Aim of the exercise: Return every line below in which "durch" appears.

Information given:
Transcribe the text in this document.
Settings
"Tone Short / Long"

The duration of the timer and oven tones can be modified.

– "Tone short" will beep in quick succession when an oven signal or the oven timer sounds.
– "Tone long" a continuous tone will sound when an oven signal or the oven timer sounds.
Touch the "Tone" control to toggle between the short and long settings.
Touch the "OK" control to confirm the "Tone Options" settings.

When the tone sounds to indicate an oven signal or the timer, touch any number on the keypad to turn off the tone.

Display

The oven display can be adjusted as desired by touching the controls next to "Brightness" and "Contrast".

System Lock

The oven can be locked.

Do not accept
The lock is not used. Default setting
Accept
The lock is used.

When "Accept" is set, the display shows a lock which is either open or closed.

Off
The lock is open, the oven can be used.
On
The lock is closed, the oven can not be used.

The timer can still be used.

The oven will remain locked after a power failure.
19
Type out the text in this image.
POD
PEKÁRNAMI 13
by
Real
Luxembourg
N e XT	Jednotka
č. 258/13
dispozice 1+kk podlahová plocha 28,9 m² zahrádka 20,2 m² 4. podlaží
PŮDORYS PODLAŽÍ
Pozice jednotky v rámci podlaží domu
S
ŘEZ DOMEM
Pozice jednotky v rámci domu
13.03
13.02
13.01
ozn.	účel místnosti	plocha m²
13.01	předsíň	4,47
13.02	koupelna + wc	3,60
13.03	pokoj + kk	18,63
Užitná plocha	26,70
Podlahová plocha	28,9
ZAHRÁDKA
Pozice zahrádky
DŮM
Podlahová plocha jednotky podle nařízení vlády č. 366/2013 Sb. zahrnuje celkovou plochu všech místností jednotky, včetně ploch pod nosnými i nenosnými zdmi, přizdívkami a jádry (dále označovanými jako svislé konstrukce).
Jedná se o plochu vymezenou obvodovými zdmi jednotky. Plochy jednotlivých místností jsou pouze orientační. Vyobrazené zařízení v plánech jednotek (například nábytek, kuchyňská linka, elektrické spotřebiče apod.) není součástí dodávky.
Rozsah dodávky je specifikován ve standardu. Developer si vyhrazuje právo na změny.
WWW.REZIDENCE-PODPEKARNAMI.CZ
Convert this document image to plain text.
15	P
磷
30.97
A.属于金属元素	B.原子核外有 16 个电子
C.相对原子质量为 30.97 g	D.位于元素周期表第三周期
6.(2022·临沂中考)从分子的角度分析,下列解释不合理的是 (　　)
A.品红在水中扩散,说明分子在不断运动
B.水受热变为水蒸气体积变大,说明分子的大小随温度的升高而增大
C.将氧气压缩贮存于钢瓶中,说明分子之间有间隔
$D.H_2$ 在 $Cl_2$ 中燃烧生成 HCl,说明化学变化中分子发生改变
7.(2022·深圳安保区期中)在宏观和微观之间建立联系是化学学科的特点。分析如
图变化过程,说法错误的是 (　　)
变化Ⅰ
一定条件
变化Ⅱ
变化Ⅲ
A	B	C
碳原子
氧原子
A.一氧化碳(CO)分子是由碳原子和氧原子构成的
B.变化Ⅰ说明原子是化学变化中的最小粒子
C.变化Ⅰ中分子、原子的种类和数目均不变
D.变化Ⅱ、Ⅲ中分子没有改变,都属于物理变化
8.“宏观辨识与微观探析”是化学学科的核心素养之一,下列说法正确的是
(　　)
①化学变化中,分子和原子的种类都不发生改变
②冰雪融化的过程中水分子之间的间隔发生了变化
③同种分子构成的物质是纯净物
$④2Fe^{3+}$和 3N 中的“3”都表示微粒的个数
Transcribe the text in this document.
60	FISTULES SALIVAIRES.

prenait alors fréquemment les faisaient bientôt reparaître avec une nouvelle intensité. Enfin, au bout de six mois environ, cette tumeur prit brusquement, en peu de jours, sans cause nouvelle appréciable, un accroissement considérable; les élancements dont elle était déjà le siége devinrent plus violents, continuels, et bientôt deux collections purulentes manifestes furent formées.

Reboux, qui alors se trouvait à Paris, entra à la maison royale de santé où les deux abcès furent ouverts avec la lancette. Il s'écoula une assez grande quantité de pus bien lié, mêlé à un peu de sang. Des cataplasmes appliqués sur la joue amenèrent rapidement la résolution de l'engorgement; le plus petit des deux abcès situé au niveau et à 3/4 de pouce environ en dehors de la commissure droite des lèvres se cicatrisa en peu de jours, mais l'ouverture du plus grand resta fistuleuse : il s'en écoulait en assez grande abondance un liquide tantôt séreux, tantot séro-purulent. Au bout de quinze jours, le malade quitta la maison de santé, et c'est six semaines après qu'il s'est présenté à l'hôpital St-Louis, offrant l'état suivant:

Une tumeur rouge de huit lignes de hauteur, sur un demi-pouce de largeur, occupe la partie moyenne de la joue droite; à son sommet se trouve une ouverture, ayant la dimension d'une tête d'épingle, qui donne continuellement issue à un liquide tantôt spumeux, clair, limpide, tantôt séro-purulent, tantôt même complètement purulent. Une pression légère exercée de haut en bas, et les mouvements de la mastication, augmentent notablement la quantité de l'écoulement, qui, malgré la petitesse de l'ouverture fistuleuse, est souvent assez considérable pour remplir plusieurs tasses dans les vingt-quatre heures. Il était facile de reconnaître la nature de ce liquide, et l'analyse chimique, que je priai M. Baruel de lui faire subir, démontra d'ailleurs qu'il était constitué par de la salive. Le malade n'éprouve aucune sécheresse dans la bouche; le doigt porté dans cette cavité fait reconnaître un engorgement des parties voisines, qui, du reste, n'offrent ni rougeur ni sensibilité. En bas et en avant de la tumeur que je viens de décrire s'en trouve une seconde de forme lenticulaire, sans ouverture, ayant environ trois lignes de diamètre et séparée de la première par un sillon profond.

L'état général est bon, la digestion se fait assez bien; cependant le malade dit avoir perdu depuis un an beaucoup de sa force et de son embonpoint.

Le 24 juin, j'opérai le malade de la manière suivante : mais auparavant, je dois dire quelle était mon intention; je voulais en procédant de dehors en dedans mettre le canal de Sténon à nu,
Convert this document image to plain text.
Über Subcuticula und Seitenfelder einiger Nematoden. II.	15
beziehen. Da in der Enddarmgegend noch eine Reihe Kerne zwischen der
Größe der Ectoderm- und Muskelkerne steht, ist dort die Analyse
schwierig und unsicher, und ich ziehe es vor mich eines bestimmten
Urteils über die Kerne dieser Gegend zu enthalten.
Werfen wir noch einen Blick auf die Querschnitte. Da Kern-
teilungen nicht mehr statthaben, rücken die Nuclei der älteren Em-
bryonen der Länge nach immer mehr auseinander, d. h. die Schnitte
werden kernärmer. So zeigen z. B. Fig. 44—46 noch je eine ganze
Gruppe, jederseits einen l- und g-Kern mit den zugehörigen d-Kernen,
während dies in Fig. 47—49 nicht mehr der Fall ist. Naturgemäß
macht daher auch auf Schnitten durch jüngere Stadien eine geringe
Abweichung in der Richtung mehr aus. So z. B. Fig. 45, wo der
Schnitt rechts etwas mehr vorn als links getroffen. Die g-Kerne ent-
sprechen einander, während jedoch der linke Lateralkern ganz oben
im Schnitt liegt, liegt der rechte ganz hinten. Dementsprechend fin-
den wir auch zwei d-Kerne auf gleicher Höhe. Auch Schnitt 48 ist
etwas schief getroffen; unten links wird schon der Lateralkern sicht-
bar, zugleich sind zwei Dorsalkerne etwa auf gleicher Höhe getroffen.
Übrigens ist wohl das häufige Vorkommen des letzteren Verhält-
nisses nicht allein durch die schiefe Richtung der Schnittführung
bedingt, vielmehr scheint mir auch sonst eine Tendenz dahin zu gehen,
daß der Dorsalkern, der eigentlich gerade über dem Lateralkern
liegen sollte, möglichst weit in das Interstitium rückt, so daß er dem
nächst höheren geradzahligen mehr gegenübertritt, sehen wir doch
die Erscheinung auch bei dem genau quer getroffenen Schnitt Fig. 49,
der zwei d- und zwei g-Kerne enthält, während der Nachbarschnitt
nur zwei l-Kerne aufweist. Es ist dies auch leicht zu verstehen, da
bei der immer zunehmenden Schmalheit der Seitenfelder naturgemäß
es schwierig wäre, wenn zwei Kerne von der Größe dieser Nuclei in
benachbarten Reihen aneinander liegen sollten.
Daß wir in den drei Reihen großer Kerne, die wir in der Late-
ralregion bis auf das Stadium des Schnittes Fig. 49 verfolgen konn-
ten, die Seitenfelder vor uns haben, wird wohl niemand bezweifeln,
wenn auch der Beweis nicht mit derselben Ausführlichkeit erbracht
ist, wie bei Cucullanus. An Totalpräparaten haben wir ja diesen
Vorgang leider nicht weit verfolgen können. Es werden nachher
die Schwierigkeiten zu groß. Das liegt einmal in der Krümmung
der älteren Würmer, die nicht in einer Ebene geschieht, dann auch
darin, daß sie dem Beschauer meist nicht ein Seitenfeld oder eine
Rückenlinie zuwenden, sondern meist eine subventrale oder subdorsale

Result:
macht daher auch auf Schnitten durch jüngere Stadien eine geringe
nisses nicht allein durch die schiefe Richtung der Schnittführung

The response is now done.